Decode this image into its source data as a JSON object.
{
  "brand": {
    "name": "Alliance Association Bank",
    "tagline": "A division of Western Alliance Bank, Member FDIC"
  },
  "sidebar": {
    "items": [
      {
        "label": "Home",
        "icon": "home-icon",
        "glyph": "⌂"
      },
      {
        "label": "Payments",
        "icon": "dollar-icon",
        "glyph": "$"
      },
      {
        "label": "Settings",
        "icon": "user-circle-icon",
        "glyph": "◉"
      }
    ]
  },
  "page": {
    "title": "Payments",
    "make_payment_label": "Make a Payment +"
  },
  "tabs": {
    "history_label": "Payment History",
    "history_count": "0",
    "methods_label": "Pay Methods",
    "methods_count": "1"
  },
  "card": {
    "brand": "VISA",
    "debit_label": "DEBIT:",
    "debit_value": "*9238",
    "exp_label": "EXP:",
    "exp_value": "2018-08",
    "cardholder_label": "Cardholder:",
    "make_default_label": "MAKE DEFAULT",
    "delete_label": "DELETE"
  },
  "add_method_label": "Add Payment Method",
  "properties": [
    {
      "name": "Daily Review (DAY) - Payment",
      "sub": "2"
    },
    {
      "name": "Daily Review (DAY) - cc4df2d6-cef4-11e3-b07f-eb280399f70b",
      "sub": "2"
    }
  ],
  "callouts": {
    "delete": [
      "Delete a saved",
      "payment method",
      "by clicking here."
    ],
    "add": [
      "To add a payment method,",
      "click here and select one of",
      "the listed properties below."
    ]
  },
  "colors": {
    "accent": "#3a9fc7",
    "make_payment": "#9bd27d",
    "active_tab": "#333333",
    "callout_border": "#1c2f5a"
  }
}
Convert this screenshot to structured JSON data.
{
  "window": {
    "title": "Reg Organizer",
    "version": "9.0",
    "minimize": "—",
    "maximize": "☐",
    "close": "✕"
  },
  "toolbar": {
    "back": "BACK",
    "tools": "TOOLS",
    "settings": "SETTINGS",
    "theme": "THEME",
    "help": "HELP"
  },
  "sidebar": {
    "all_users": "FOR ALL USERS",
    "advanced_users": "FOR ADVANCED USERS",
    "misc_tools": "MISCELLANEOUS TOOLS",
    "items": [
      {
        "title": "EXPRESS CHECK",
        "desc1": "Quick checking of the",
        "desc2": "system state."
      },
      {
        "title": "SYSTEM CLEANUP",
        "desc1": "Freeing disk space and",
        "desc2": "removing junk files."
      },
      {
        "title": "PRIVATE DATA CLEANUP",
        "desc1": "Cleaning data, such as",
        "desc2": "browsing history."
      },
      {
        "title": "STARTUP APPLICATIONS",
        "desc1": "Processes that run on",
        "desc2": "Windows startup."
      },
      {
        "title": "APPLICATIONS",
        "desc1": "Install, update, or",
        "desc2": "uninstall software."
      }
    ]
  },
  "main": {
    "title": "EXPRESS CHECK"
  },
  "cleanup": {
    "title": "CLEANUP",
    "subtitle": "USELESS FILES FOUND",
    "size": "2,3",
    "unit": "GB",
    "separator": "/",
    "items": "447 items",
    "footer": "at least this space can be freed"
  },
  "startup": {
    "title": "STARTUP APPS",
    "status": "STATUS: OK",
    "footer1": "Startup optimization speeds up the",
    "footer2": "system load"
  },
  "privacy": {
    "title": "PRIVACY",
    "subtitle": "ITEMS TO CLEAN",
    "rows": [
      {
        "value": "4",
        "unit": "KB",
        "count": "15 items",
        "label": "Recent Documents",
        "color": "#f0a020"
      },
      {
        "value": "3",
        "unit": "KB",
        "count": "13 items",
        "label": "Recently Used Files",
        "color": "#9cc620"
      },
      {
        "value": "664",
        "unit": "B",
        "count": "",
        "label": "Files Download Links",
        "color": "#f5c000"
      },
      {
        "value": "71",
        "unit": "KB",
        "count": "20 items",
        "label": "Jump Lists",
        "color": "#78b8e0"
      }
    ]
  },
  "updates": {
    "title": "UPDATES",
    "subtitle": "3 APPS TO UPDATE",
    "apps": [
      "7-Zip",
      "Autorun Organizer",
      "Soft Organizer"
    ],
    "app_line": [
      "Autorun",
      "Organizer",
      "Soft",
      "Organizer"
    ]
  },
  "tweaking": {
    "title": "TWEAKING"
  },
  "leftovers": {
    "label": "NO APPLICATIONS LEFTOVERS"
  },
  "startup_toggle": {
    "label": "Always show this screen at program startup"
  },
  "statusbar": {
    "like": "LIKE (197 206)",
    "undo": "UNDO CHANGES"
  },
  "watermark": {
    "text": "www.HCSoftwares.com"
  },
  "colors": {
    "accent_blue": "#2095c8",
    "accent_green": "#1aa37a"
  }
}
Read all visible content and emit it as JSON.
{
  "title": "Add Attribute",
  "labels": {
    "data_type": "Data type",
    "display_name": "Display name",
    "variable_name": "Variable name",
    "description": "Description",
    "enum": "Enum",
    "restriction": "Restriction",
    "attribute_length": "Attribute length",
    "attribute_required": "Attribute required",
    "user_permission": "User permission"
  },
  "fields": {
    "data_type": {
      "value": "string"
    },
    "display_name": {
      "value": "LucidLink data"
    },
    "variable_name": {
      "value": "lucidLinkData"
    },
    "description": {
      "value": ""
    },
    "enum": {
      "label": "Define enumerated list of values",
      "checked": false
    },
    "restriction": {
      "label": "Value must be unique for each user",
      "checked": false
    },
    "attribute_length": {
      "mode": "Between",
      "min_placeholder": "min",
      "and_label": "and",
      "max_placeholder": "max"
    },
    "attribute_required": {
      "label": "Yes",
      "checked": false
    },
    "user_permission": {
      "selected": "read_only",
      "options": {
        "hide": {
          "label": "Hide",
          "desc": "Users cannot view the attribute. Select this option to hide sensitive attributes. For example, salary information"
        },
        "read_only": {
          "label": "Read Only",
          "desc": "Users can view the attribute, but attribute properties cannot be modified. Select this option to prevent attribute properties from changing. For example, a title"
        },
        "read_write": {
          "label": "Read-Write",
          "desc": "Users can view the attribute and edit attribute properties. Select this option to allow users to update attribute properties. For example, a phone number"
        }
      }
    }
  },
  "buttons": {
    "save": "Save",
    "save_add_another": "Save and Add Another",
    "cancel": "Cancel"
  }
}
* * * * * * * * *
**TASK DESCRIPTION:**
Go through the records. Copy each line where "cannot" appears.

**PROBLEM SOLUTION:**
          "desc": "Users cannot view the attribute. Select this option to hide sensitive attributes. For example, salary information"
          "desc": "Users can view the attribute, but attribute properties cannot be modified. Select this option to prevent attribute properties from changing. For example, a title"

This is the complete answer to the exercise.